### Set exercise
The required output is a single number: how many lines of the material contain the string "page".

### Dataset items
-=-=-=-=-
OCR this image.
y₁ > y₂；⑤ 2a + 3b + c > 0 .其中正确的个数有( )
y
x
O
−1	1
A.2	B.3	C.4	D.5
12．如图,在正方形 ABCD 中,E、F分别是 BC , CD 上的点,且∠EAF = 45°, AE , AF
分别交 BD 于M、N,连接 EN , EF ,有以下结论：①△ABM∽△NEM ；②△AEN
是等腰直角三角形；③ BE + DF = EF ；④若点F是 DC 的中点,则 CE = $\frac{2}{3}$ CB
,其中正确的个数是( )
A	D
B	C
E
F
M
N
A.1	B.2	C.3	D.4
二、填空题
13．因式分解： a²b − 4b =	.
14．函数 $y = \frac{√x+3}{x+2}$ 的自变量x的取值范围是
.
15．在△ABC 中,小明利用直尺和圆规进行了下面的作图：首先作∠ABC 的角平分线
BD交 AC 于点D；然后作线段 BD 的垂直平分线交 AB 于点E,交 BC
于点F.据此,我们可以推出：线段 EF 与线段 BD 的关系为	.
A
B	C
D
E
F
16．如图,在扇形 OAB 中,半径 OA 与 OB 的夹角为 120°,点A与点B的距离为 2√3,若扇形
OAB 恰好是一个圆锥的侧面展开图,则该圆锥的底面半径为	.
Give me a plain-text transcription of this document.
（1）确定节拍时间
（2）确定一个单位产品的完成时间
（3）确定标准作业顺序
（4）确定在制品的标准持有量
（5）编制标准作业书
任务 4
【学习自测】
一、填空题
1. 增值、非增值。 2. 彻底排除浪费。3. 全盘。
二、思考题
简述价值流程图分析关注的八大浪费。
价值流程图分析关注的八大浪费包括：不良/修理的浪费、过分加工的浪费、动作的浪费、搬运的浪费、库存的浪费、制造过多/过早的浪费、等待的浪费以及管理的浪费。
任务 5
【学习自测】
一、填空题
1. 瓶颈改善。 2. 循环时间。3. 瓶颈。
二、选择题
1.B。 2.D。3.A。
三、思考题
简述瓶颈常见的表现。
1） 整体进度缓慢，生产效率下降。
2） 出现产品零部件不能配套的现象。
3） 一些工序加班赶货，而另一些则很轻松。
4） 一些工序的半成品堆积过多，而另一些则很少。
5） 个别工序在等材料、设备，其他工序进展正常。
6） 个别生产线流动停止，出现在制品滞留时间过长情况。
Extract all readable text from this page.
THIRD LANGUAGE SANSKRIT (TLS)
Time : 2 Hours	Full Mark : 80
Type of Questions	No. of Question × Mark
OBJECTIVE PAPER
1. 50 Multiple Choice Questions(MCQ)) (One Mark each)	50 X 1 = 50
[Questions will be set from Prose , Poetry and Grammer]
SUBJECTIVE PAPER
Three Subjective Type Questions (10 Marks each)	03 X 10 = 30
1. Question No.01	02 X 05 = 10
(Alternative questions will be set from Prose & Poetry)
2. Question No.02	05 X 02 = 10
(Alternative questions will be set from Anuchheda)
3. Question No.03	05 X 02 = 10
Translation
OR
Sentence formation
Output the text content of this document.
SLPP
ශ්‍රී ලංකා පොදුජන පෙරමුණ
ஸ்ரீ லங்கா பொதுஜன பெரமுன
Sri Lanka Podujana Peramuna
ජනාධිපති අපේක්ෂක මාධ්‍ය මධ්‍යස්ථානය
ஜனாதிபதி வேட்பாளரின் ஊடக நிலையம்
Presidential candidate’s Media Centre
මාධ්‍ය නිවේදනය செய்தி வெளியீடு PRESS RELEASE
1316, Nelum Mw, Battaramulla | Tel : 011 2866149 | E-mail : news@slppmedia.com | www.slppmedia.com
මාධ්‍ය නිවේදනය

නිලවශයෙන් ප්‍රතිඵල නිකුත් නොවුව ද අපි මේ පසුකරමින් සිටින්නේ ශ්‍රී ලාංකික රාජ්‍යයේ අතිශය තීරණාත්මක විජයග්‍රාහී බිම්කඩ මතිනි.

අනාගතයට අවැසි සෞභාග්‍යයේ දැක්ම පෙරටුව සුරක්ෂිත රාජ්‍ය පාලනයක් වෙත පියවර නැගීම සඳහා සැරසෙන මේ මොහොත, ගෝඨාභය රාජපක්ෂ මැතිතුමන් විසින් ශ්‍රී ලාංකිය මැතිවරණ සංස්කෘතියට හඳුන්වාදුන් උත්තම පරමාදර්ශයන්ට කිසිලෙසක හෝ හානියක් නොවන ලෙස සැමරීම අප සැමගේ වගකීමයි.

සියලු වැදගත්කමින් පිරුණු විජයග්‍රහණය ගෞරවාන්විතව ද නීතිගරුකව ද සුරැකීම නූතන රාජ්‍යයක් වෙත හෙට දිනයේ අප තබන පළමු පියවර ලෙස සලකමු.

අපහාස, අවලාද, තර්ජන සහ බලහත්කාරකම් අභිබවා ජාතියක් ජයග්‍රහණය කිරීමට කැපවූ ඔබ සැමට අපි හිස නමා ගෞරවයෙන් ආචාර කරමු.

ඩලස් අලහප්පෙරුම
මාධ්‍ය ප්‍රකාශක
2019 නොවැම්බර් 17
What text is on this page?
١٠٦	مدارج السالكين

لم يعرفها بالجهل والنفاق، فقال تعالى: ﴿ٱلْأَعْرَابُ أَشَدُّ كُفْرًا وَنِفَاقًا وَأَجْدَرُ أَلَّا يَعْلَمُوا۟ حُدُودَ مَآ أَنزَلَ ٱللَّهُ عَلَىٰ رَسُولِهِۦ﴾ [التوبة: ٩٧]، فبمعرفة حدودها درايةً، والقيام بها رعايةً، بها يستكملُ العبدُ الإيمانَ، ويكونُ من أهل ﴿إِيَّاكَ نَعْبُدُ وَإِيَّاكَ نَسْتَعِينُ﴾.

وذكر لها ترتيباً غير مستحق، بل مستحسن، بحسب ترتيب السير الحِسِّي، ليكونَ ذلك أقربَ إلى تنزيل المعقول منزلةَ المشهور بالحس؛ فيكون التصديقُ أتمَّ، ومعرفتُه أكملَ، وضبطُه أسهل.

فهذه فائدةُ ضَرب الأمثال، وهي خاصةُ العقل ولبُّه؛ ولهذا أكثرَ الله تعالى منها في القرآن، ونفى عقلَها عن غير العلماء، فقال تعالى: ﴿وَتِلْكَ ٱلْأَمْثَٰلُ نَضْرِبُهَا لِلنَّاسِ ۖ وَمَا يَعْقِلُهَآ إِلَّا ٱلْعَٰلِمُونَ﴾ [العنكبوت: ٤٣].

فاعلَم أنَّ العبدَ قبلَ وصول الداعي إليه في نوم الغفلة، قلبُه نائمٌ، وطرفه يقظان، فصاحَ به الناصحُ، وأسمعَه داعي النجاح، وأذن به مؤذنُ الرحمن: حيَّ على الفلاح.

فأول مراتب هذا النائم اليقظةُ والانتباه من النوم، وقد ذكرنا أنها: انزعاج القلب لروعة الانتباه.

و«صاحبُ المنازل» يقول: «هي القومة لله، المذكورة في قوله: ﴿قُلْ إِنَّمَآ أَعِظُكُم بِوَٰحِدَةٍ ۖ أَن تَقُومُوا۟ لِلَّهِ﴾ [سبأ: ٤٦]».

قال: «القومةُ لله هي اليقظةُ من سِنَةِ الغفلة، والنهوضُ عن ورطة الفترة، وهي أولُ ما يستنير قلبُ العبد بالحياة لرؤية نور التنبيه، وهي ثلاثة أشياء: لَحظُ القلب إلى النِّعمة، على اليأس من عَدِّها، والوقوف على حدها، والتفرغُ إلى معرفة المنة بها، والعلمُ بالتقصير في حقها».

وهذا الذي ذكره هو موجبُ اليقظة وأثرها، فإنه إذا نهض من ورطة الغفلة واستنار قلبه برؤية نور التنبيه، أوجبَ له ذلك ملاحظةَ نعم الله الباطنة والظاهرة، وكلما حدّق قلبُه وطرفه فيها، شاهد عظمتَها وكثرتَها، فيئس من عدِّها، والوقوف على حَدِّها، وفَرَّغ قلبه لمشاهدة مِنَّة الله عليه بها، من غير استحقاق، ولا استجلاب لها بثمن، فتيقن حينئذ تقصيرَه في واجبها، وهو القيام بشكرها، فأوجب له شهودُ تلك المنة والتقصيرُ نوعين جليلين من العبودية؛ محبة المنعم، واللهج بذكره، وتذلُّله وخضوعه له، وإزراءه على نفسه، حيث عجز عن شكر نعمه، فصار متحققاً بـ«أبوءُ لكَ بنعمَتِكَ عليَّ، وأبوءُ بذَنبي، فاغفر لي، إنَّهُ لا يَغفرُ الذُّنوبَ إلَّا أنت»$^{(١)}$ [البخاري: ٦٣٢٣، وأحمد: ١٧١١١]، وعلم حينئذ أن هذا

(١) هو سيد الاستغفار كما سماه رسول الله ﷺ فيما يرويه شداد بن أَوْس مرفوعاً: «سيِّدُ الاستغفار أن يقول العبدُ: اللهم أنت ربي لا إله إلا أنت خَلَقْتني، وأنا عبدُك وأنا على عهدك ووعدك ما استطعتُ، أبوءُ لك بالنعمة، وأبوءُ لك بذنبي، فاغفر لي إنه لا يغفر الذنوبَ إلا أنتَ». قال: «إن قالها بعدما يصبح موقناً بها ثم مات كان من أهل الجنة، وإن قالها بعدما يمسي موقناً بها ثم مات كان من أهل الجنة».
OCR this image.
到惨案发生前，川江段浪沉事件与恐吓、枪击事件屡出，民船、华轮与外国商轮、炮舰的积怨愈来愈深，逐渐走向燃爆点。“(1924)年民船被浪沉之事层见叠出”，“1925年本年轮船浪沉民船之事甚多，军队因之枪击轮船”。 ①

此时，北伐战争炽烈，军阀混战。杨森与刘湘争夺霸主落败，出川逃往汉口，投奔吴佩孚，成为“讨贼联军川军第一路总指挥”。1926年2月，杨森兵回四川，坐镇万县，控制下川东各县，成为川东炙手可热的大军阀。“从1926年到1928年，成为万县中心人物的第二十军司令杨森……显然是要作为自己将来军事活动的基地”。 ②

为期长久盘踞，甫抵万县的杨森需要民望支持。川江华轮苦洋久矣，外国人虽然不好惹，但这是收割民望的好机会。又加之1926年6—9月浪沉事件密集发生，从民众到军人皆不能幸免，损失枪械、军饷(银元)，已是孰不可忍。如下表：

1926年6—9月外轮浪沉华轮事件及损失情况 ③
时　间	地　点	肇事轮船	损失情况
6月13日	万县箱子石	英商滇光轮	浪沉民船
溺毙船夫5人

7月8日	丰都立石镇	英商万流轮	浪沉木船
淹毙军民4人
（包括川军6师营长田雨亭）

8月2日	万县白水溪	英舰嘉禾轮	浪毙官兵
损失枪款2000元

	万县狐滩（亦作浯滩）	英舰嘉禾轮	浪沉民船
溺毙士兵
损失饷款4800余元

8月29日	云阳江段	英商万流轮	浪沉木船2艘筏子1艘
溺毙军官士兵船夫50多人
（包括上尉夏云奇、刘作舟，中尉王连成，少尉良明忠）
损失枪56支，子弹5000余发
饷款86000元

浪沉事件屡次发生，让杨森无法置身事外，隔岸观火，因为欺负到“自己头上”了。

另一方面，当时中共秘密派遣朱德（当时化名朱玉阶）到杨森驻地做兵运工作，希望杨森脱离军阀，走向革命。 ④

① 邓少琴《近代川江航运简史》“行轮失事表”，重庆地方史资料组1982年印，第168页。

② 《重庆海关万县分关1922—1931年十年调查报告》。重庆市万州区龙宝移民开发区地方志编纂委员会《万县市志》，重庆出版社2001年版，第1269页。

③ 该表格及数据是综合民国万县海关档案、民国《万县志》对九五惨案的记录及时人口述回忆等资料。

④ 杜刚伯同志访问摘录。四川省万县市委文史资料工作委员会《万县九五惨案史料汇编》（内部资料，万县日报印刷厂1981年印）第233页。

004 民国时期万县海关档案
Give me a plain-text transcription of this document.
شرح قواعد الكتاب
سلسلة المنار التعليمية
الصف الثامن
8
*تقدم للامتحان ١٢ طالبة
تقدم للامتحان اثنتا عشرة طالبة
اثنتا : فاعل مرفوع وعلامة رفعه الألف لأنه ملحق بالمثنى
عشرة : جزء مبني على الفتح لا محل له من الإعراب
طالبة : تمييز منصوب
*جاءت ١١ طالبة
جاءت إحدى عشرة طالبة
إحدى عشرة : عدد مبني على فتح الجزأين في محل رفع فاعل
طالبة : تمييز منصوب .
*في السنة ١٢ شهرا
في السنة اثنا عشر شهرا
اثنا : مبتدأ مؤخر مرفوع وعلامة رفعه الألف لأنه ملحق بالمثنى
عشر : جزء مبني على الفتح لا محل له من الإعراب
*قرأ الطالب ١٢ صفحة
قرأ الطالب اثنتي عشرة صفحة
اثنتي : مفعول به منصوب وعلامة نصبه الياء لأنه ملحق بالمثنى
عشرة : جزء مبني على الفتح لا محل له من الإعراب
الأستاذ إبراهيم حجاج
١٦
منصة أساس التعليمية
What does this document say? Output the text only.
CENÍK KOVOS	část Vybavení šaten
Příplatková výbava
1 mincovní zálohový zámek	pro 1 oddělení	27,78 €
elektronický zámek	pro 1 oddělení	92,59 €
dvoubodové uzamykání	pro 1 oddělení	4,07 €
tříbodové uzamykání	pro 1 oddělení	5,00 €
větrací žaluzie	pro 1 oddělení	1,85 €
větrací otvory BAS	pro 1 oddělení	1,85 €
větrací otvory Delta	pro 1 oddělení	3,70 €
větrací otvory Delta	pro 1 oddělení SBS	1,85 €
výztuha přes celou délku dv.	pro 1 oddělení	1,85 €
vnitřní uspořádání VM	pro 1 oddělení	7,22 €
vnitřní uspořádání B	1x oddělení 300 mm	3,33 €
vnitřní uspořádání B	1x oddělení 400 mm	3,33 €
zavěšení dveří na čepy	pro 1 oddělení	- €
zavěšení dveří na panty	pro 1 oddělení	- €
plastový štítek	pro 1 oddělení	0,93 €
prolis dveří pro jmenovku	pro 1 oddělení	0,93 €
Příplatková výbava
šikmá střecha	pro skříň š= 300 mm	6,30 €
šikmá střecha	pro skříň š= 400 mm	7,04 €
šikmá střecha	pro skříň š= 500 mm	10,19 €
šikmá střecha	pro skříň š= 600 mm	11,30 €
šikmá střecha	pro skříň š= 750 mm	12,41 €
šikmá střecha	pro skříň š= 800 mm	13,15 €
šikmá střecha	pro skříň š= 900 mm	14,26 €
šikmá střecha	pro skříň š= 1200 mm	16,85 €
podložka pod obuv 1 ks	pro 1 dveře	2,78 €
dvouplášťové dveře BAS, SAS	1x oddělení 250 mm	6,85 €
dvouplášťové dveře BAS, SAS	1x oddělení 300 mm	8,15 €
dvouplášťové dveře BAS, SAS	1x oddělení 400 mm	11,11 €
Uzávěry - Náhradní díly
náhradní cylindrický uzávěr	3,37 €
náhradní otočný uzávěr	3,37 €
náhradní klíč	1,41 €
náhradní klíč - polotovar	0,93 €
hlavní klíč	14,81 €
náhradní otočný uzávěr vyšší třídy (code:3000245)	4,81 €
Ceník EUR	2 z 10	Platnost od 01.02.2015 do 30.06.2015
-=-=-=-=-
### Problem solution
2